> Exercise brief
What is needed is a copy of each line in the listing below that contains "people".

> Supplied entries
****

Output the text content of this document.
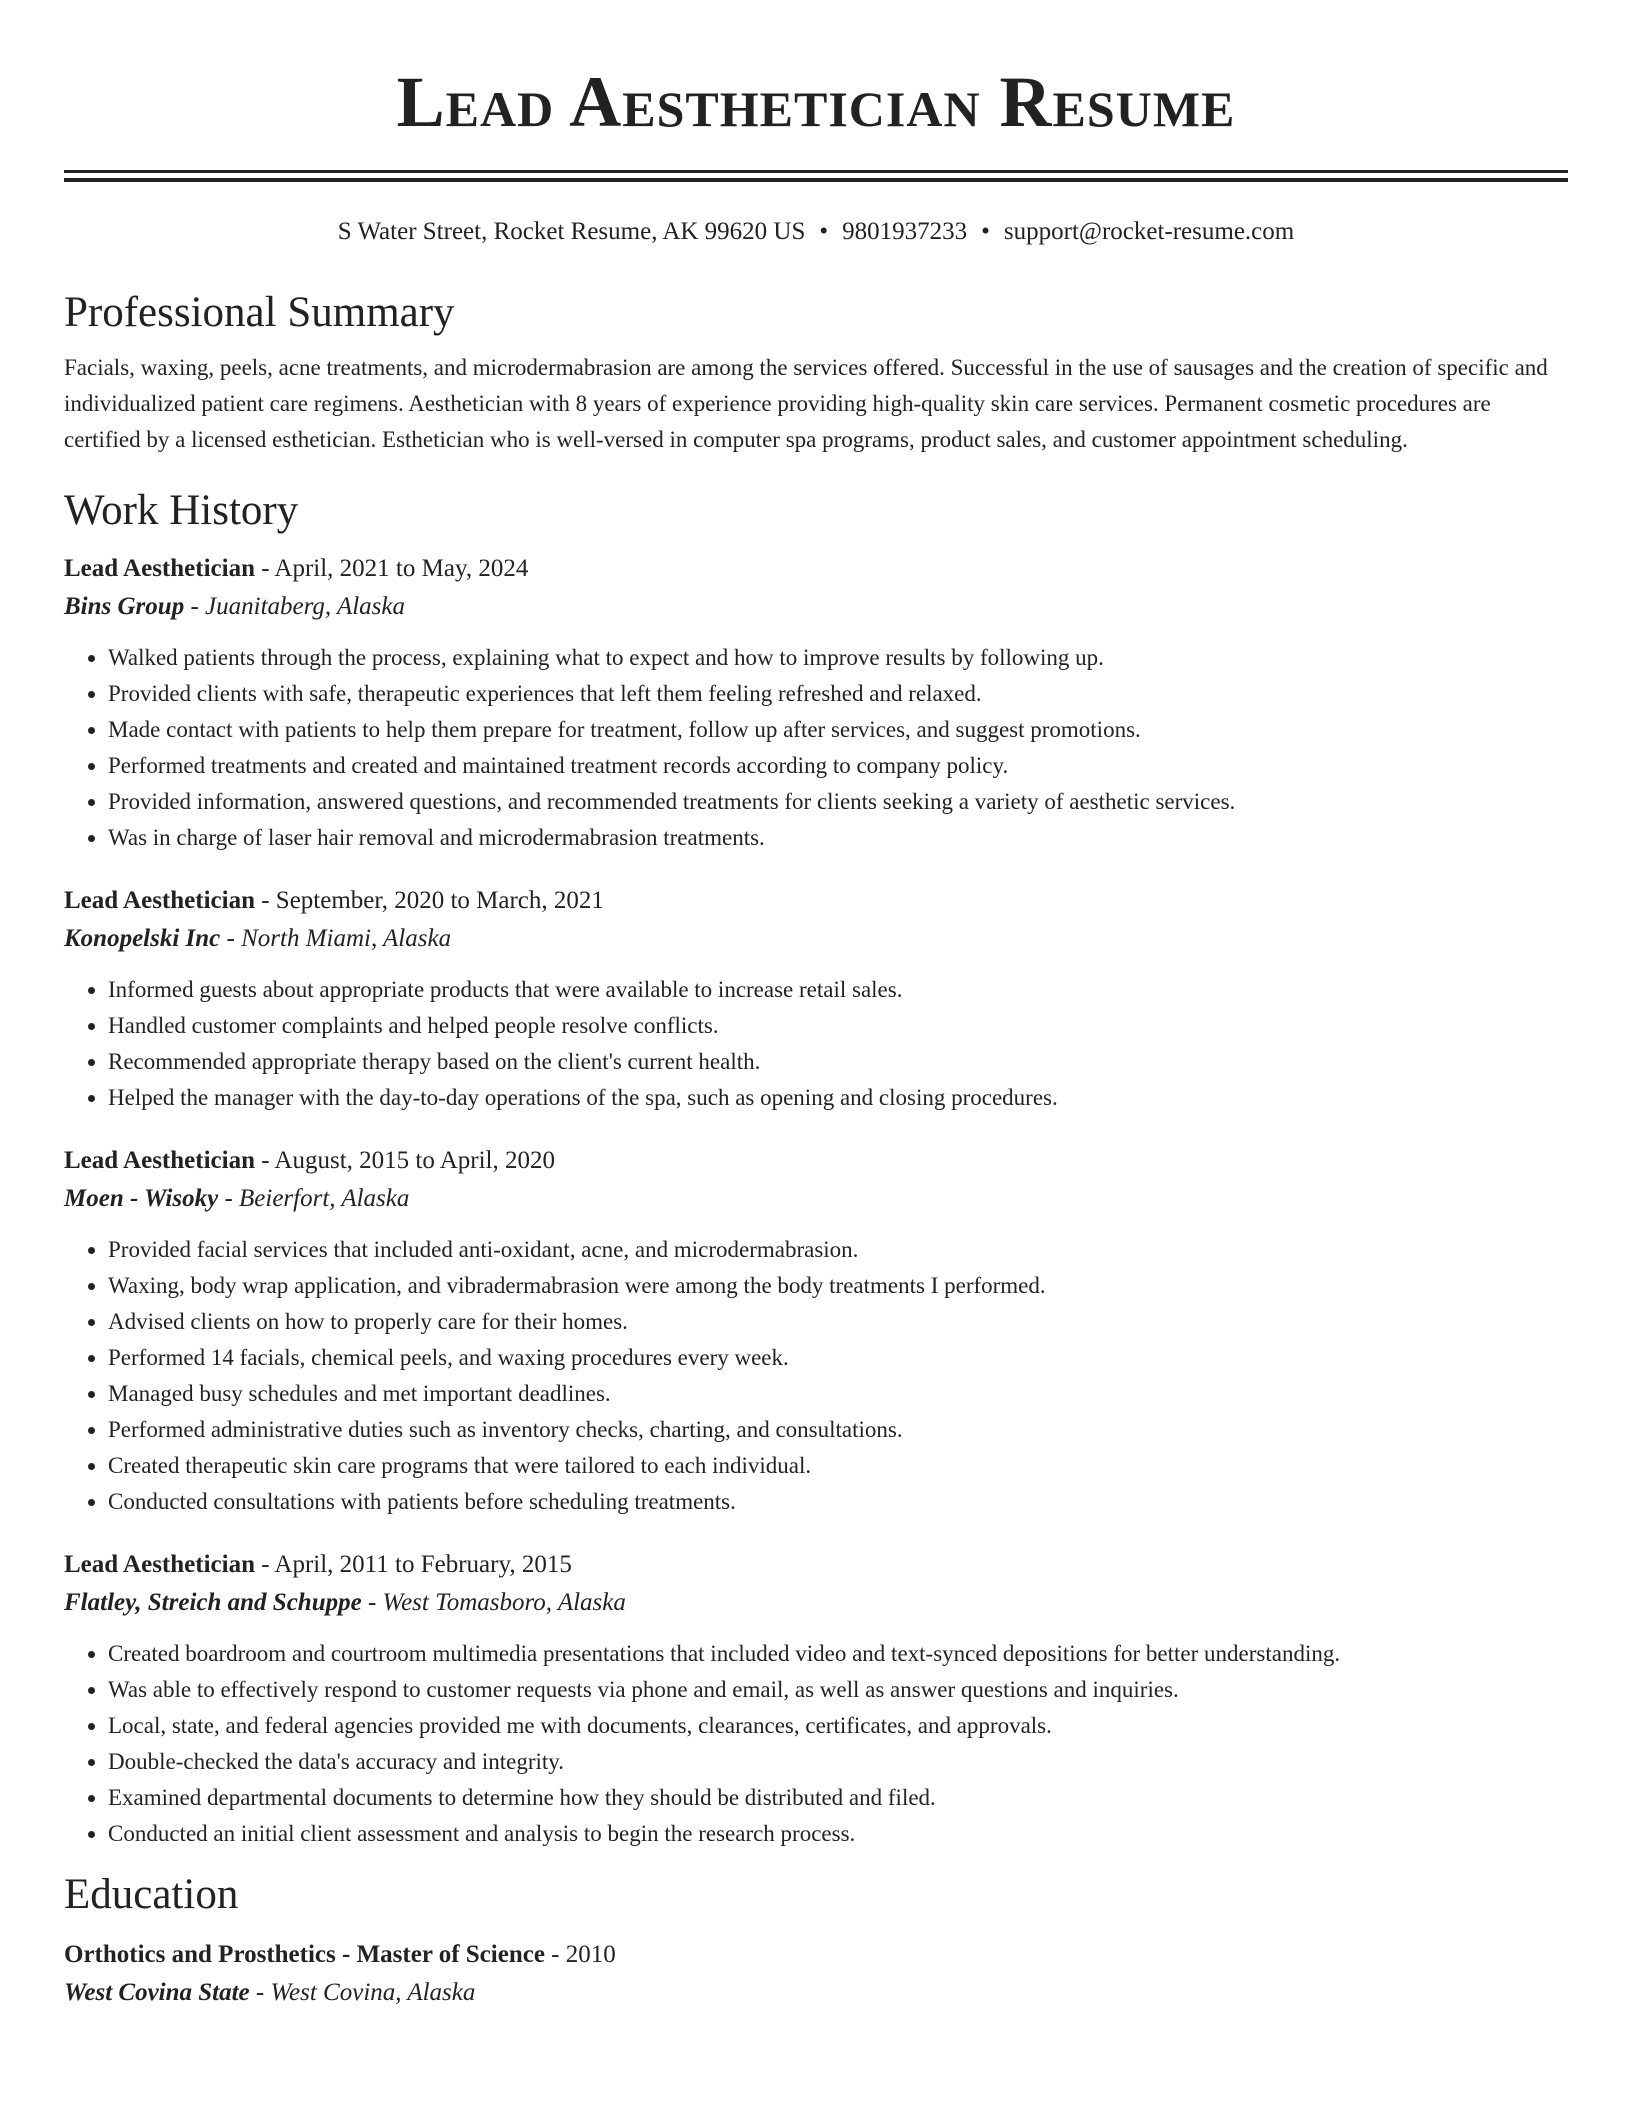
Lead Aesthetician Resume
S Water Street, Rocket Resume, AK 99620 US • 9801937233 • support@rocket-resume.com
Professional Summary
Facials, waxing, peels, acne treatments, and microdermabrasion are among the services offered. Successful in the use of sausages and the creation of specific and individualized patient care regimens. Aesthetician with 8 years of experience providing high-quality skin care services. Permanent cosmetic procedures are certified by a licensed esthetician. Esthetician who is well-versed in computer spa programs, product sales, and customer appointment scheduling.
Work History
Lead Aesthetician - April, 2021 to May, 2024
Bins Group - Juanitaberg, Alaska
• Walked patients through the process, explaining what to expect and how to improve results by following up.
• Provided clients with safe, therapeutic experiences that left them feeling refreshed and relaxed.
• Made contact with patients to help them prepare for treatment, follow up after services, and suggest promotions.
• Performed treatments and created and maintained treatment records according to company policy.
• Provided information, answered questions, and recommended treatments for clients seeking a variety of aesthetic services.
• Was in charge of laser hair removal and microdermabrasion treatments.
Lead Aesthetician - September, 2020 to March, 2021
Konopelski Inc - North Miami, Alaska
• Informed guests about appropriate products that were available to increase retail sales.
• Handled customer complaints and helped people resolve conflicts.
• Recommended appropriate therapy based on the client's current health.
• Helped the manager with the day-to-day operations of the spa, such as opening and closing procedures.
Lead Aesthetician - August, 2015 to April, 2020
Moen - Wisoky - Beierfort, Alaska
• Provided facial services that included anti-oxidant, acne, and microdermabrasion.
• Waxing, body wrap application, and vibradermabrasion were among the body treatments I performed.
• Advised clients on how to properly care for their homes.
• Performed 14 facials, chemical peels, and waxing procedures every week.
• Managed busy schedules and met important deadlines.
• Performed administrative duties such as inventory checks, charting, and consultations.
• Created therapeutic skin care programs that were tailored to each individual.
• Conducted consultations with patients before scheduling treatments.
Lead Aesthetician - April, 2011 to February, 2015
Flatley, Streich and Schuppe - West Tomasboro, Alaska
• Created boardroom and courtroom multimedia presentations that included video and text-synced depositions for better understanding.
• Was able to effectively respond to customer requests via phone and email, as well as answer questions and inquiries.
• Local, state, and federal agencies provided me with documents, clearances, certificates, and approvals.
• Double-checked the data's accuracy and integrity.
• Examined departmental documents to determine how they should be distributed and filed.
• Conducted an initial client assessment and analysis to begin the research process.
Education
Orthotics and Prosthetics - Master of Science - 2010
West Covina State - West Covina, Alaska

****

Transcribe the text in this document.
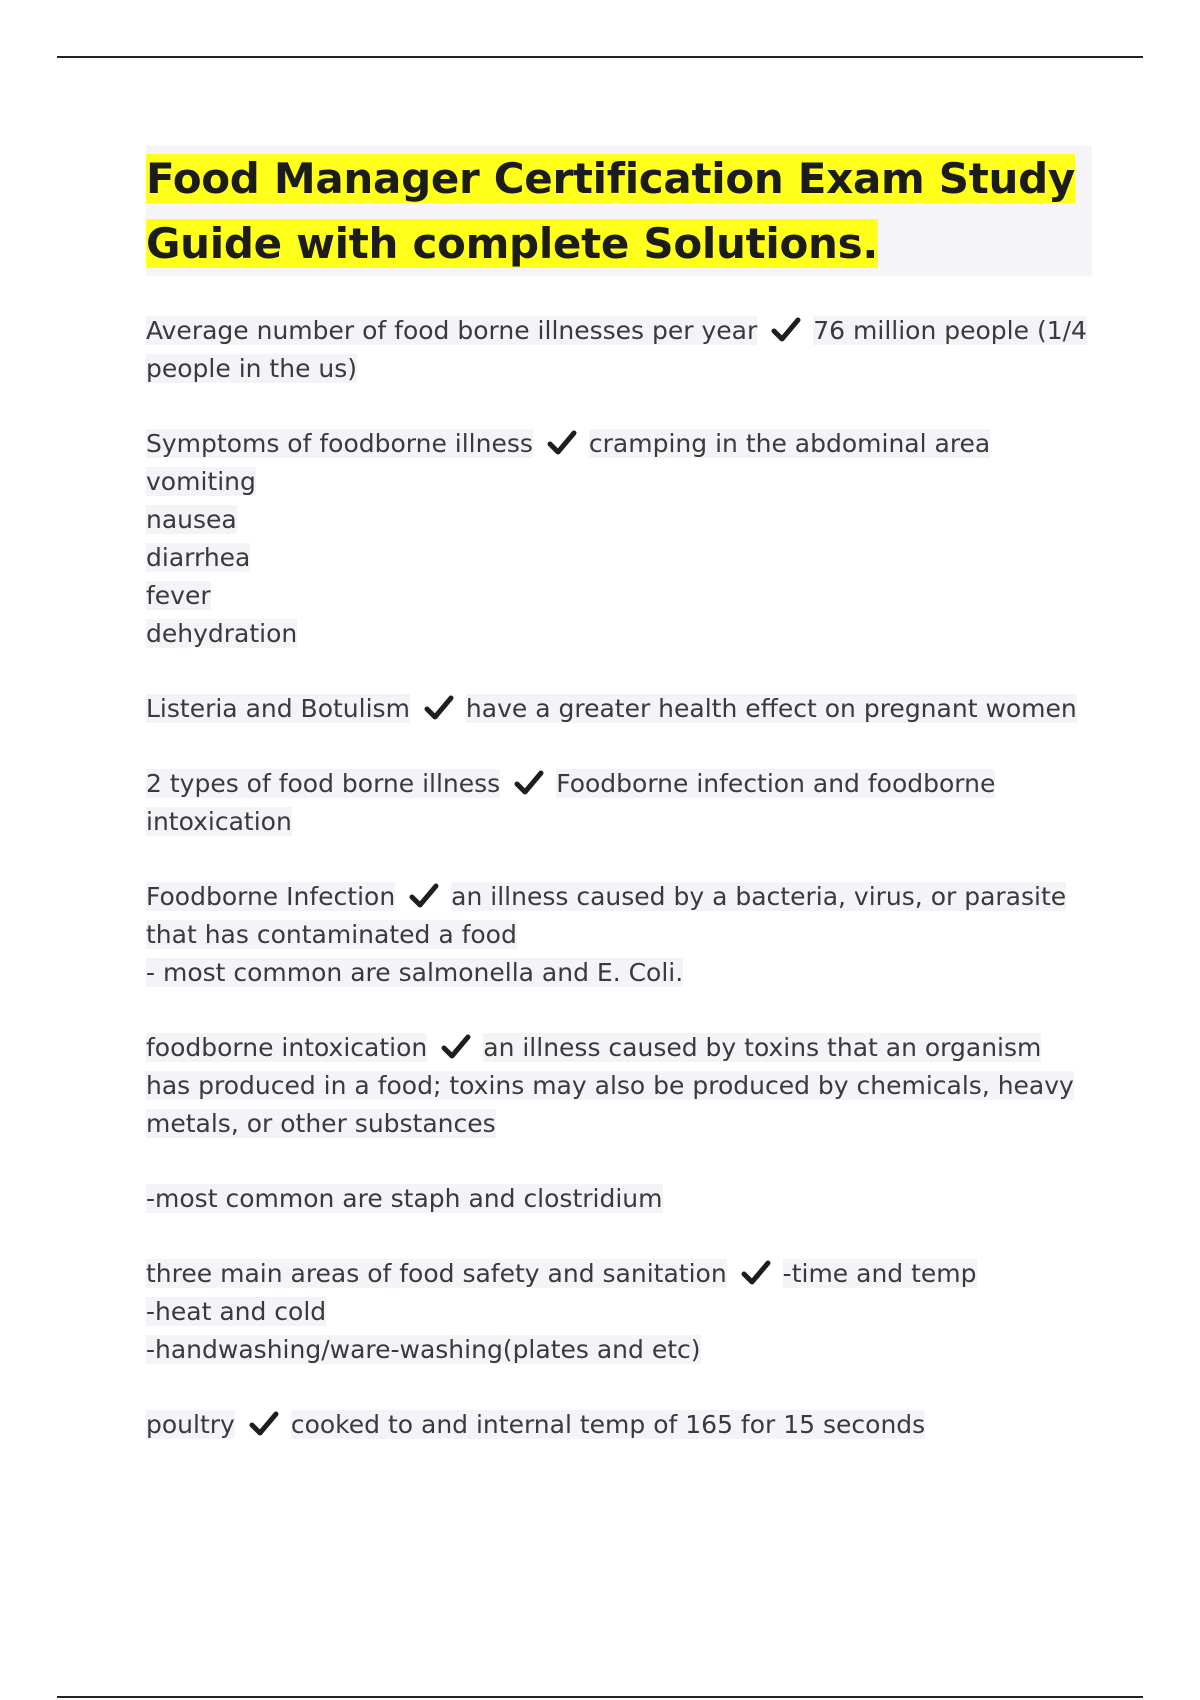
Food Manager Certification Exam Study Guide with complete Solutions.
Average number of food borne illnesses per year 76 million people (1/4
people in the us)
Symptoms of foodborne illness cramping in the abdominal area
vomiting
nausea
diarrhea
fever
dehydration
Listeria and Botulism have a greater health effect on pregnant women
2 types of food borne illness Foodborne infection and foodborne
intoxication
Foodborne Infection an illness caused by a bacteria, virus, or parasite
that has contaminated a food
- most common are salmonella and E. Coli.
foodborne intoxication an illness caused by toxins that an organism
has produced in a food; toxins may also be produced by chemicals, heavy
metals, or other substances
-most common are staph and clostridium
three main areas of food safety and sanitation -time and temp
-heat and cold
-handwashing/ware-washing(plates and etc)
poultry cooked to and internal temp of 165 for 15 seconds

****

> Exercise output
• Handled customer complaints and helped people resolve conflicts.
Average number of food borne illnesses per year 76 million people (1/4
people in the us)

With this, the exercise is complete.